>> Start STORED RECORDS

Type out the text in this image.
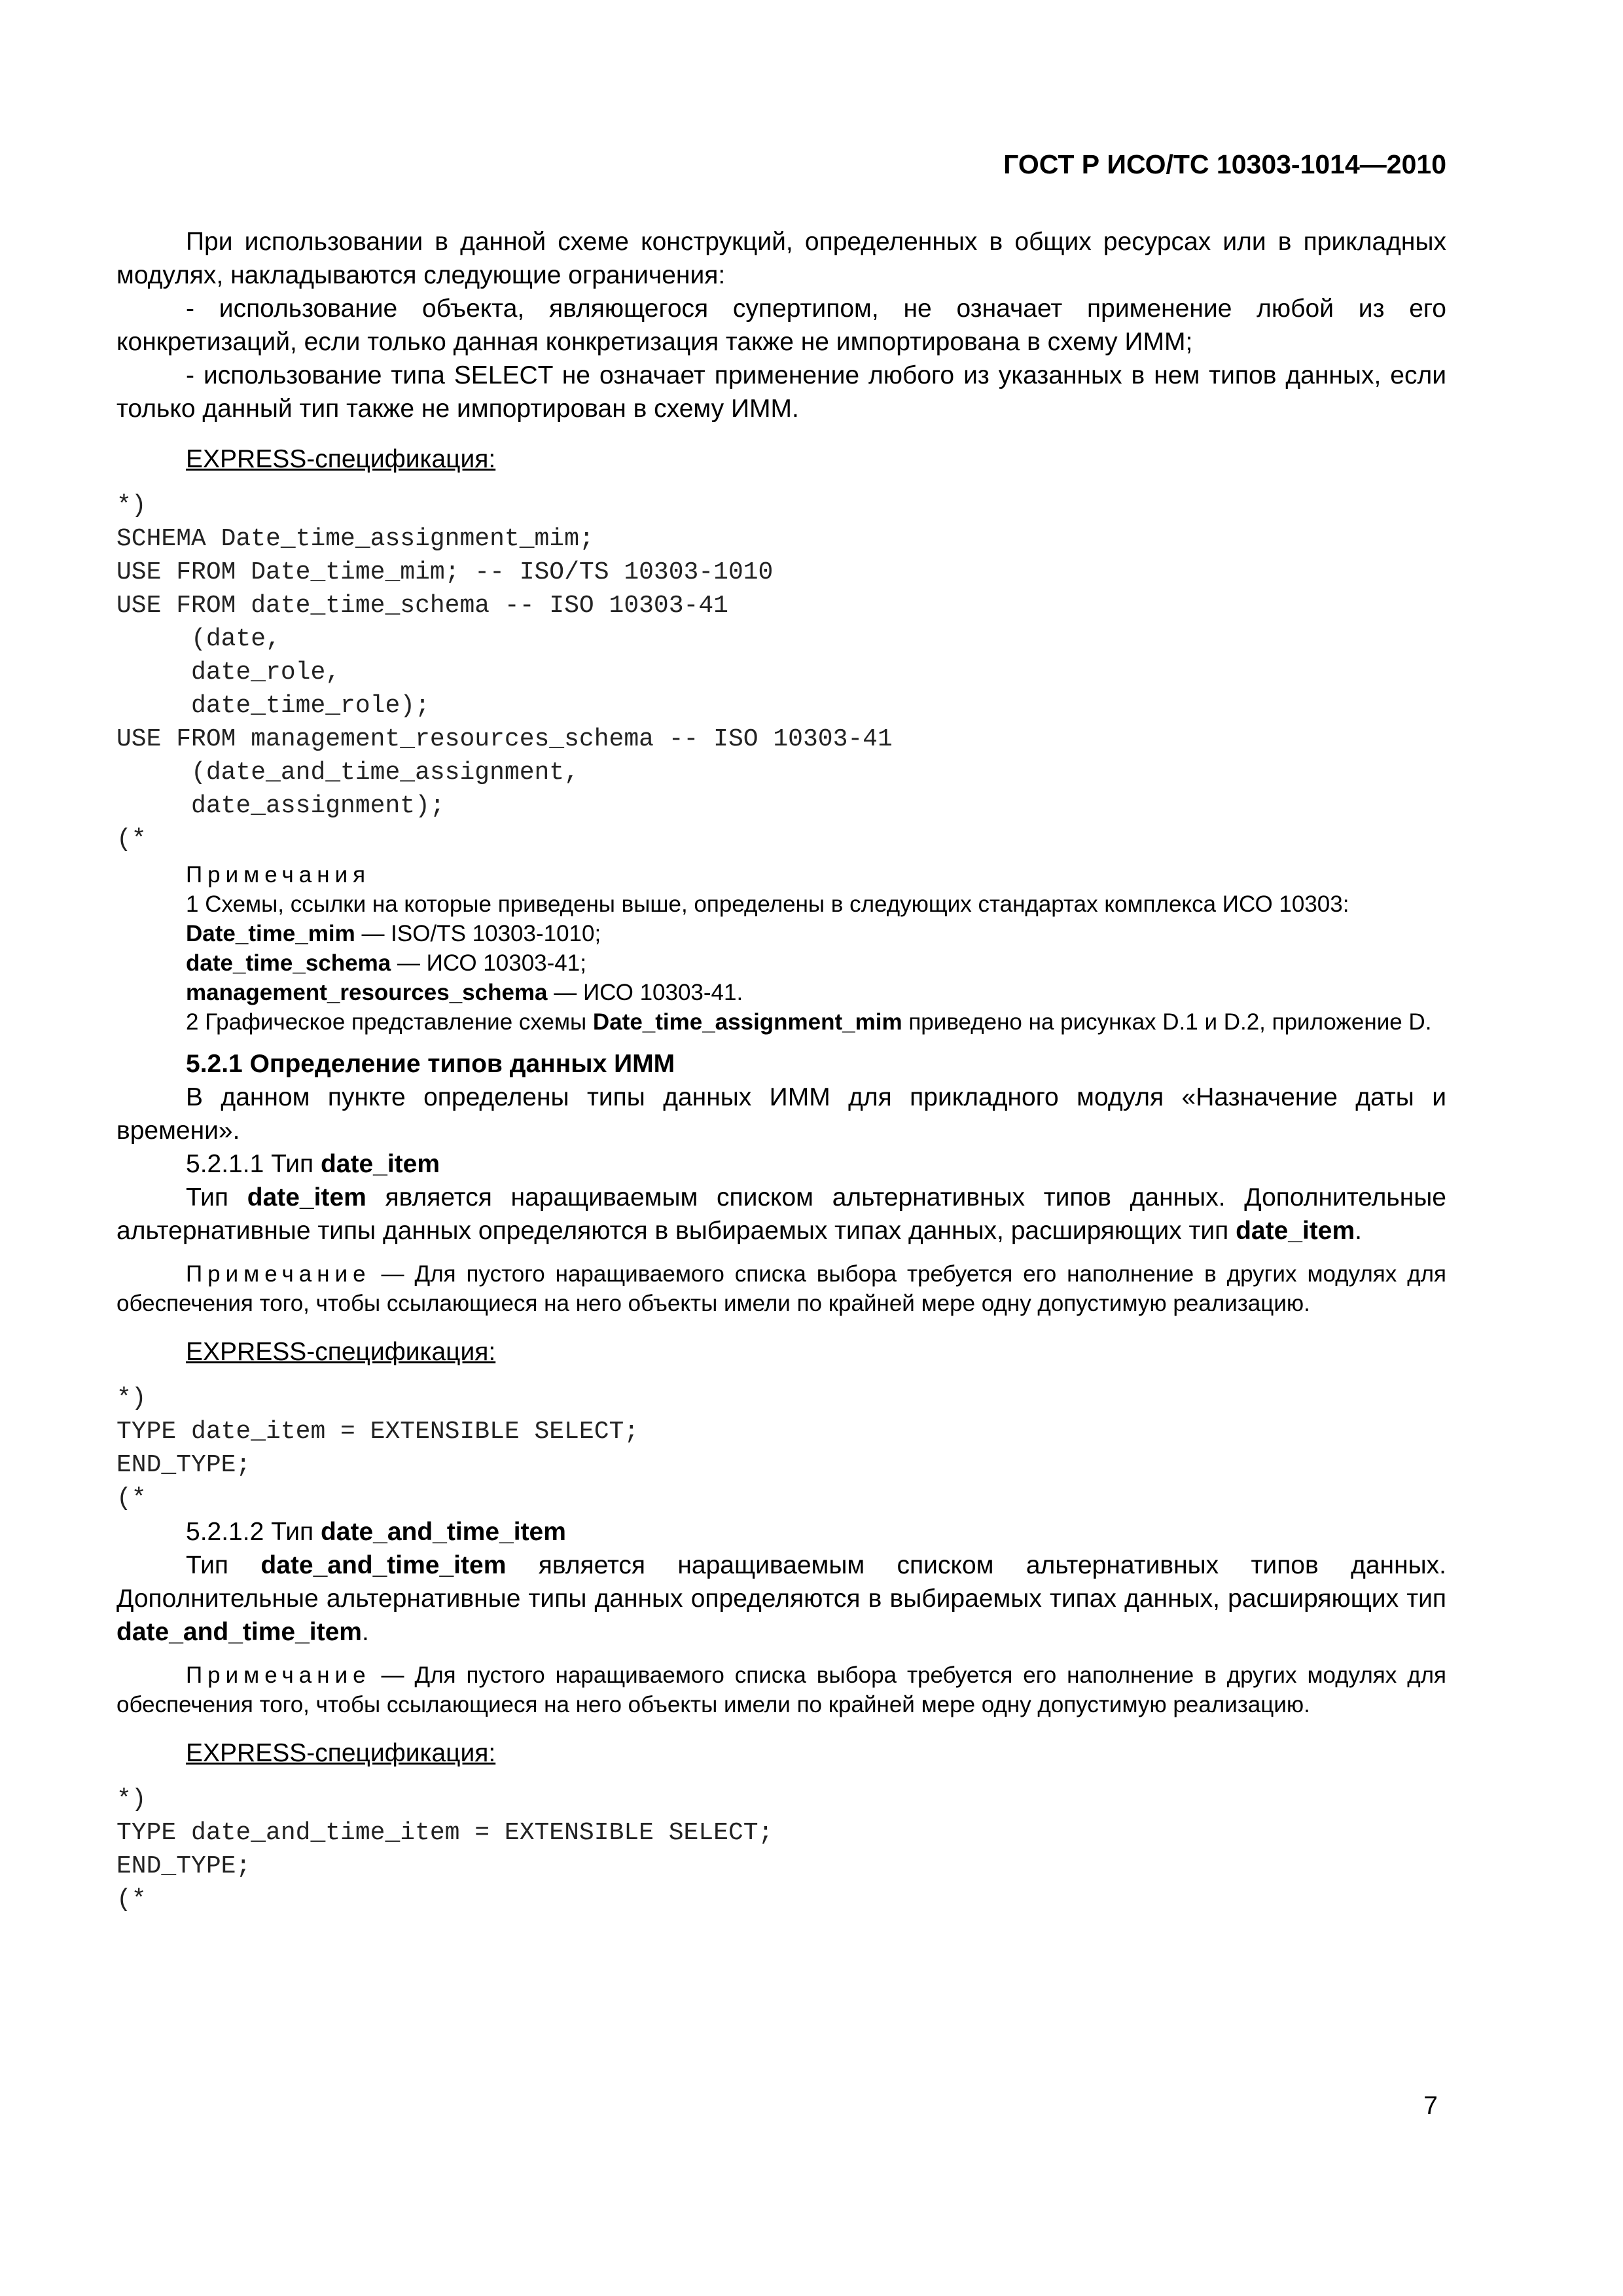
ГОСТ Р ИСО/ТС 10303-1014—2010

При использовании в данной схеме конструкций, определенных в общих ресурсах или в прикладных модулях, накладываются следующие ограничения:

- использование объекта, являющегося супертипом, не означает применение любой из его конкретизаций, если только данная конкретизация также не импортирована в схему ИММ;

- использование типа SELECT не означает применение любого из указанных в нем типов данных, если только данный тип также не импортирован в схему ИММ.

EXPRESS-спецификация:
*)
SCHEMA Date_time_assignment_mim;
USE FROM Date_time_mim; -- ISO/TS 10303-1010
USE FROM date_time_schema -- ISO 10303-41
(date,
date_role,
date_time_role);
USE FROM management_resources_schema -- ISO 10303-41
(date_and_time_assignment,
date_assignment);
(*

Примечания

1 Схемы, ссылки на которые приведены выше, определены в следующих стандартах комплекса ИСО 10303:

Date_time_mim — ISO/TS 10303-1010;
date_time_schema — ИСО 10303-41;
management_resources_schema — ИСО 10303-41.

2 Графическое представление схемы Date_time_assignment_mim приведено на рисунках D.1 и D.2, приложение D.

5.2.1 Определение типов данных ИММ

В данном пункте определены типы данных ИММ для прикладного модуля «Назначение даты и времени».

5.2.1.1 Тип date_item

Тип date_item является наращиваемым списком альтернативных типов данных. Дополнительные альтернативные типы данных определяются в выбираемых типах данных, расширяющих тип date_item.

Примечание — Для пустого наращиваемого списка выбора требуется его наполнение в других модулях для обеспечения того, чтобы ссылающиеся на него объекты имели по крайней мере одну допустимую реализацию.

EXPRESS-спецификация:
*)
TYPE date_item = EXTENSIBLE SELECT;
END_TYPE;
(*
5.2.1.2 Тип date_and_time_item

Тип date_and_time_item является наращиваемым списком альтернативных типов данных. Дополнительные альтернативные типы данных определяются в выбираемых типах данных, расширяющих тип date_and_time_item.

Примечание — Для пустого наращиваемого списка выбора требуется его наполнение в других модулях для обеспечения того, чтобы ссылающиеся на него объекты имели по крайней мере одну допустимую реализацию.

EXPRESS-спецификация:
*)
TYPE date_and_time_item = EXTENSIBLE SELECT;
END_TYPE;
(*
7
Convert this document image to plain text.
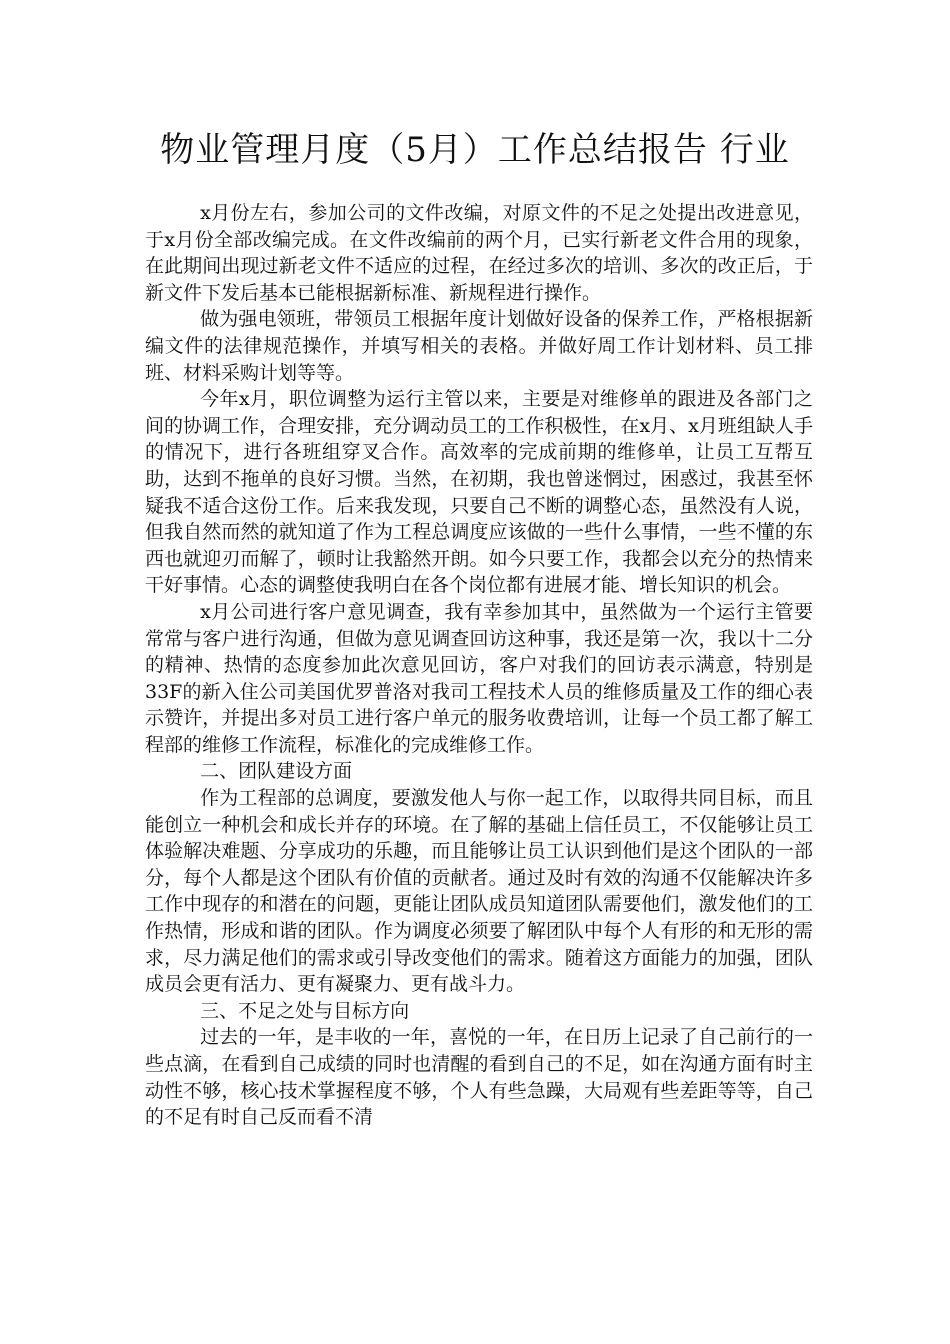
物业管理月度（5月）工作总结报告 行业

x月份左右，参加公司的文件改编，对原文件的不足之处提出改进意见，于x月份全部改编完成。在文件改编前的两个月，已实行新老文件合用的现象，在此期间出现过新老文件不适应的过程，在经过多次的培训、多次的改正后，于新文件下发后基本已能根据新标准、新规程进行操作。

做为强电领班，带领员工根据年度计划做好设备的保养工作，严格根据新编文件的法律规范操作，并填写相关的表格。并做好周工作计划材料、员工排班、材料采购计划等等。

今年x月，职位调整为运行主管以来，主要是对维修单的跟进及各部门之间的协调工作，合理安排，充分调动员工的工作积极性，在x月、x月班组缺人手的情况下，进行各班组穿叉合作。高效率的完成前期的维修单，让员工互帮互助，达到不拖单的良好习惯。当然，在初期，我也曾迷惘过，困惑过，我甚至怀疑我不适合这份工作。后来我发现，只要自己不断的调整心态，虽然没有人说，但我自然而然的就知道了作为工程总调度应该做的一些什么事情，一些不懂的东西也就迎刃而解了，顿时让我豁然开朗。如今只要工作，我都会以充分的热情来干好事情。心态的调整使我明白在各个岗位都有进展才能、增长知识的机会。

x月公司进行客户意见调查，我有幸参加其中，虽然做为一个运行主管要常常与客户进行沟通，但做为意见调查回访这种事，我还是第一次，我以十二分的精神、热情的态度参加此次意见回访，客户对我们的回访表示满意，特别是33F的新入住公司美国优罗普洛对我司工程技术人员的维修质量及工作的细心表示赞许，并提出多对员工进行客户单元的服务收费培训，让每一个员工都了解工程部的维修工作流程，标准化的完成维修工作。

二、团队建设方面

作为工程部的总调度，要激发他人与你一起工作，以取得共同目标，而且能创立一种机会和成长并存的环境。在了解的基础上信任员工，不仅能够让员工体验解决难题、分享成功的乐趣，而且能够让员工认识到他们是这个团队的一部分，每个人都是这个团队有价值的贡献者。通过及时有效的沟通不仅能解决许多工作中现存的和潜在的问题，更能让团队成员知道团队需要他们，激发他们的工作热情，形成和谐的团队。作为调度必须要了解团队中每个人有形的和无形的需求，尽力满足他们的需求或引导改变他们的需求。随着这方面能力的加强，团队成员会更有活力、更有凝聚力、更有战斗力。

三、不足之处与目标方向

过去的一年，是丰收的一年，喜悦的一年，在日历上记录了自己前行的一些点滴，在看到自己成绩的同时也清醒的看到自己的不足，如在沟通方面有时主动性不够，核心技术掌握程度不够，个人有些急躁，大局观有些差距等等，自己的不足有时自己反而看不清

>> End STORED RECORDS

■ **CHALLENGE**
Set down the material above as is, without any pictures.

■ **WORKED SOLUTION**
Type out the text in this image.
ГОСТ Р ИСО/ТС 10303-1014—2010

При использовании в данной схеме конструкций, определенных в общих ресурсах или в прикладных модулях, накладываются следующие ограничения:

- использование объекта, являющегося супертипом, не означает применение любой из его конкретизаций, если только данная конкретизация также не импортирована в схему ИММ;

- использование типа SELECT не означает применение любого из указанных в нем типов данных, если только данный тип также не импортирован в схему ИММ.

EXPRESS-спецификация:
*)
SCHEMA Date_time_assignment_mim;
USE FROM Date_time_mim; -- ISO/TS 10303-1010
USE FROM date_time_schema -- ISO 10303-41
(date,
date_role,
date_time_role);
USE FROM management_resources_schema -- ISO 10303-41
(date_and_time_assignment,
date_assignment);
(*

Примечания

1 Схемы, ссылки на которые приведены выше, определены в следующих стандартах комплекса ИСО 10303:

Date_time_mim — ISO/TS 10303-1010;
date_time_schema — ИСО 10303-41;
management_resources_schema — ИСО 10303-41.

2 Графическое представление схемы Date_time_assignment_mim приведено на рисунках D.1 и D.2, приложение D.

5.2.1 Определение типов данных ИММ

В данном пункте определены типы данных ИММ для прикладного модуля «Назначение даты и времени».

5.2.1.1 Тип date_item

Тип date_item является наращиваемым списком альтернативных типов данных. Дополнительные альтернативные типы данных определяются в выбираемых типах данных, расширяющих тип date_item.

Примечание — Для пустого наращиваемого списка выбора требуется его наполнение в других модулях для обеспечения того, чтобы ссылающиеся на него объекты имели по крайней мере одну допустимую реализацию.

EXPRESS-спецификация:
*)
TYPE date_item = EXTENSIBLE SELECT;
END_TYPE;
(*
5.2.1.2 Тип date_and_time_item

Тип date_and_time_item является наращиваемым списком альтернативных типов данных. Дополнительные альтернативные типы данных определяются в выбираемых типах данных, расширяющих тип date_and_time_item.

Примечание — Для пустого наращиваемого списка выбора требуется его наполнение в других модулях для обеспечения того, чтобы ссылающиеся на него объекты имели по крайней мере одну допустимую реализацию.

EXPRESS-спецификация:
*)
TYPE date_and_time_item = EXTENSIBLE SELECT;
END_TYPE;
(*
7
Convert this document image to plain text.
物业管理月度（5月）工作总结报告 行业

x月份左右，参加公司的文件改编，对原文件的不足之处提出改进意见，于x月份全部改编完成。在文件改编前的两个月，已实行新老文件合用的现象，在此期间出现过新老文件不适应的过程，在经过多次的培训、多次的改正后，于新文件下发后基本已能根据新标准、新规程进行操作。

做为强电领班，带领员工根据年度计划做好设备的保养工作，严格根据新编文件的法律规范操作，并填写相关的表格。并做好周工作计划材料、员工排班、材料采购计划等等。

今年x月，职位调整为运行主管以来，主要是对维修单的跟进及各部门之间的协调工作，合理安排，充分调动员工的工作积极性，在x月、x月班组缺人手的情况下，进行各班组穿叉合作。高效率的完成前期的维修单，让员工互帮互助，达到不拖单的良好习惯。当然，在初期，我也曾迷惘过，困惑过，我甚至怀疑我不适合这份工作。后来我发现，只要自己不断的调整心态，虽然没有人说，但我自然而然的就知道了作为工程总调度应该做的一些什么事情，一些不懂的东西也就迎刃而解了，顿时让我豁然开朗。如今只要工作，我都会以充分的热情来干好事情。心态的调整使我明白在各个岗位都有进展才能、增长知识的机会。

x月公司进行客户意见调查，我有幸参加其中，虽然做为一个运行主管要常常与客户进行沟通，但做为意见调查回访这种事，我还是第一次，我以十二分的精神、热情的态度参加此次意见回访，客户对我们的回访表示满意，特别是33F的新入住公司美国优罗普洛对我司工程技术人员的维修质量及工作的细心表示赞许，并提出多对员工进行客户单元的服务收费培训，让每一个员工都了解工程部的维修工作流程，标准化的完成维修工作。

二、团队建设方面

作为工程部的总调度，要激发他人与你一起工作，以取得共同目标，而且能创立一种机会和成长并存的环境。在了解的基础上信任员工，不仅能够让员工体验解决难题、分享成功的乐趣，而且能够让员工认识到他们是这个团队的一部分，每个人都是这个团队有价值的贡献者。通过及时有效的沟通不仅能解决许多工作中现存的和潜在的问题，更能让团队成员知道团队需要他们，激发他们的工作热情，形成和谐的团队。作为调度必须要了解团队中每个人有形的和无形的需求，尽力满足他们的需求或引导改变他们的需求。随着这方面能力的加强，团队成员会更有活力、更有凝聚力、更有战斗力。

三、不足之处与目标方向

过去的一年，是丰收的一年，喜悦的一年，在日历上记录了自己前行的一些点滴，在看到自己成绩的同时也清醒的看到自己的不足，如在沟通方面有时主动性不够，核心技术掌握程度不够，个人有些急躁，大局观有些差距等等，自己的不足有时自己反而看不清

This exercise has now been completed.